Zum Inhalt oder zum Footer

Volljährige Kids aus der Wohnung "rauswerfen"

Veröffentlicht:
26.10.2018
Status:
Beantwortet
Rechtsgebiet:
Kindes- und Erwachsenenschutz

Guten Tag
Kann ein junger Erwachsener (18 Jahre alt) gegen seinen Willen in einem Wohnheim platziert werden? Die Eltern können ihn kaum mehr bei sich aufnehmen, da derselbe auf keinerlei Intervention derselben mehr höre. Könnte im worst-case die zivile Polizei den Jugendlichen /jungen Erwachsenen abholen, sofern zuvor ein Platzierungsort gefunden wurde?
Dieselbe Frage habe ich für eine 21 jährige, die sich weigert auszuziehen. Diese erhielt bereits einen eingeschriebenen Brief der Eltern, den sie nicht öffnete. Darin stand das Datum des Auszugs. Die Eltern würden das "Ultimatum" gerne umsetzen, da das Kind sich zwar Wohnungen ansähe, diese aber jeweils als nicht zumutbar abstemple und somit nicht vom Fleck komme.

## [DATENSÄTZE]
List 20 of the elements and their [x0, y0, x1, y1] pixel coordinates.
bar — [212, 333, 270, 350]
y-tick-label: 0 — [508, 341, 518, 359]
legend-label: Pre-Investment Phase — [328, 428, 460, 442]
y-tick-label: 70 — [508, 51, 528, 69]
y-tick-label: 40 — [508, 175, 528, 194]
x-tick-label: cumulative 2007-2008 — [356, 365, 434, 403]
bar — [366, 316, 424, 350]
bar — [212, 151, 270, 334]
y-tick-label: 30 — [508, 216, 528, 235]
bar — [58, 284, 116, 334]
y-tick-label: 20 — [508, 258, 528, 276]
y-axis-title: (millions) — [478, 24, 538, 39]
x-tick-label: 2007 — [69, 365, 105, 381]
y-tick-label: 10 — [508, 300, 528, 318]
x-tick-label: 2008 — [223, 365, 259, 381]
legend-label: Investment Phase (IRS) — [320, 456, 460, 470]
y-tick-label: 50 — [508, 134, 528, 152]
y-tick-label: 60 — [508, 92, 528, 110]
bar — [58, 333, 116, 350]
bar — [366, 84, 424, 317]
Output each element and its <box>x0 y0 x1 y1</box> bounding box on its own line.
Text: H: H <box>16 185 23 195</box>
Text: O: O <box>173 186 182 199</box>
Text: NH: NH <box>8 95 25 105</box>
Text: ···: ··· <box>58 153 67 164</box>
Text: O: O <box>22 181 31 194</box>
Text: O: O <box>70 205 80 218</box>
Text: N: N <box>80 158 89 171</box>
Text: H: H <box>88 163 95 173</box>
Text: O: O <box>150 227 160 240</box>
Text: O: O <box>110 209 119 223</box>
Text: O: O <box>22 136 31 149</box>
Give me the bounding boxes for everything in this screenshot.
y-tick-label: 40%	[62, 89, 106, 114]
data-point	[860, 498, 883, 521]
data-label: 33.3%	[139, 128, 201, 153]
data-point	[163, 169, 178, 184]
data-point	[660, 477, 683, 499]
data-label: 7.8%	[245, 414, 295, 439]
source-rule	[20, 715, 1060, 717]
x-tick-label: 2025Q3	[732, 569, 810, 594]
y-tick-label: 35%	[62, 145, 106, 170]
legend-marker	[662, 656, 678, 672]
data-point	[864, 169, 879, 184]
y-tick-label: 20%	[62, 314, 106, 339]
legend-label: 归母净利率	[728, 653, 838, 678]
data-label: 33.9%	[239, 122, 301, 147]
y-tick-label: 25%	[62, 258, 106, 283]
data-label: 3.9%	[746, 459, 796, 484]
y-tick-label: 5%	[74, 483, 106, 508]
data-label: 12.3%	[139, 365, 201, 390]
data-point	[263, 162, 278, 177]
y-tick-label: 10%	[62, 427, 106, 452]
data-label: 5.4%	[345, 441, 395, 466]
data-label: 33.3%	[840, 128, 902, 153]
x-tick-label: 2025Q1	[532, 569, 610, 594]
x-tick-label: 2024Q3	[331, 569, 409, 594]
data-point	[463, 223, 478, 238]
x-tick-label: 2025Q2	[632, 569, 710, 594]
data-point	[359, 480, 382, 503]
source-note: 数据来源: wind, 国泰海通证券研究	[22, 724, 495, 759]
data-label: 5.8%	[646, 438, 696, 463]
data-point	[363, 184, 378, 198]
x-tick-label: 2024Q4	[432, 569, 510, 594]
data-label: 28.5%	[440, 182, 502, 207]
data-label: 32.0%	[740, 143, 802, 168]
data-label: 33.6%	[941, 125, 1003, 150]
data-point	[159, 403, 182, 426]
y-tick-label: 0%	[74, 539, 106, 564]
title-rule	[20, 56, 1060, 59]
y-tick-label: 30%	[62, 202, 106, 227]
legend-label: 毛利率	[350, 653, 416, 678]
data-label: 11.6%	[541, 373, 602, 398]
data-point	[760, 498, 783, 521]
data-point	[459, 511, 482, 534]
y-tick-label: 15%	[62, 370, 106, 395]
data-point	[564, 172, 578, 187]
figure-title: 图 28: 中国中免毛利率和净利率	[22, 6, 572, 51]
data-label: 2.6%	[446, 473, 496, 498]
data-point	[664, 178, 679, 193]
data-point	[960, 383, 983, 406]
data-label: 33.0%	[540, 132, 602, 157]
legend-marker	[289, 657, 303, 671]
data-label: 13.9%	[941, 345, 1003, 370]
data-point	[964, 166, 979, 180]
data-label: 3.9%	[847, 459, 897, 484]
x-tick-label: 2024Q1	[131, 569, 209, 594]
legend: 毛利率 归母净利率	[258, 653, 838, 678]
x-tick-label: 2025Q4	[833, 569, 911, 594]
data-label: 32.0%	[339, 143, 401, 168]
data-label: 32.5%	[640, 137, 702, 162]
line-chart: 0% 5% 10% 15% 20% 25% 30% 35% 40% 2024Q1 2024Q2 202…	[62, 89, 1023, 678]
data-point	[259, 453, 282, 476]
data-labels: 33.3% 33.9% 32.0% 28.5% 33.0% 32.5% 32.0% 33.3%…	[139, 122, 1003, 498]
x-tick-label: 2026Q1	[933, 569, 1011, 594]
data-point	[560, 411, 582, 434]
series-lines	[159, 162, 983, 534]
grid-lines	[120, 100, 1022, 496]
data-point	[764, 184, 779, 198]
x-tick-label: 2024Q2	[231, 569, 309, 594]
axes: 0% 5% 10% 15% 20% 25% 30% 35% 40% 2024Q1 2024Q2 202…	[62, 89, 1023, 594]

## [ÜBUNGSAUFGABEN]
1. Gib aus der Rechtsfrage zu volljährigen Kindern den Abschnitt zwischen „Dieselbe Frage habe“ und „vom Fleck komme.“ wortgetreu wieder, beide Stellen eingeschlossen.
2. Wie alt ist laut der Rechtsfrage zu volljährigen Kindern die junge Frau, die sich weigert auszuziehen?
3. Schreib die Rechtsfrage zu volljährigen Kindern nach ihrem letzten Satz weiter.

## [ERGEBNISSE JE AUFGABE]
1.
Dieselbe Frage habe ich für eine 21 jährige, die sich weigert auszuziehen. Diese erhielt bereits einen eingeschriebenen Brief der Eltern, den sie nicht öffnete. Darin stand das Datum des Auszugs. Die Eltern würden das "Ultimatum" gerne umsetzen, da das Kind sich zwar Wohnungen ansähe, diese aber jeweils als nicht zumutbar abstemple und somit nicht vom Fleck komme.

2. 21 Jahre.

3.
Grüsse
Herr von May

Frage beantwortet am

Karin Anderer

Expert*in Kindes- und Erwachsenenschutz

Sehr geehrter Herr von May
Eltern sind nicht mehr verpflichtet, ihre volljährigen Kinder bei sich zu beherbergen. Sind die volljährigen Kinder in keiner Ausbildung, so schulden die Eltern auch keinen Unterhalt gestützt auf Art. 277 Abs. 2 ZGB.
Wenn die Eltern ihre Kinder bisher gegen Entgelt beherbergt haben, liegt ein Mietvertrag vor, und sie haben nach den Regeln des Mietrechts vorzugehen. Die Kündigung muss auf einem amtlichen Formular erfolgen. Sind die Kinder hingegen Gast bei den Eltern und haben sie absolut gratis bei ihnen gewohnt (es fliessen keinerlei geldwerte Leistungen, auch keine symbolischen Geldleistungen oder Arbeitsleistungen), handelt es sich rechtlich gesehen um eine Gebrauchsleihe. In diesem Fall kann diese Gastfreundschaft jederzeit aufgekündigt werden; der Gast, der absolut gratis wohnt, kann jederzeit wieder aus der Wohnung gebeten werden (vgl. dazu Merkblatt Gemeinsam Wohnen: Welche Formen sind zu unterscheiden? Des Mieterinnen- und Mieterverbandes Schweiz auf https://www.mieterverband.ch/mv/mietrecht-beratung/ratgeber-mietrecht/top-themen/untermiete-gemeinsam-wohnen.html).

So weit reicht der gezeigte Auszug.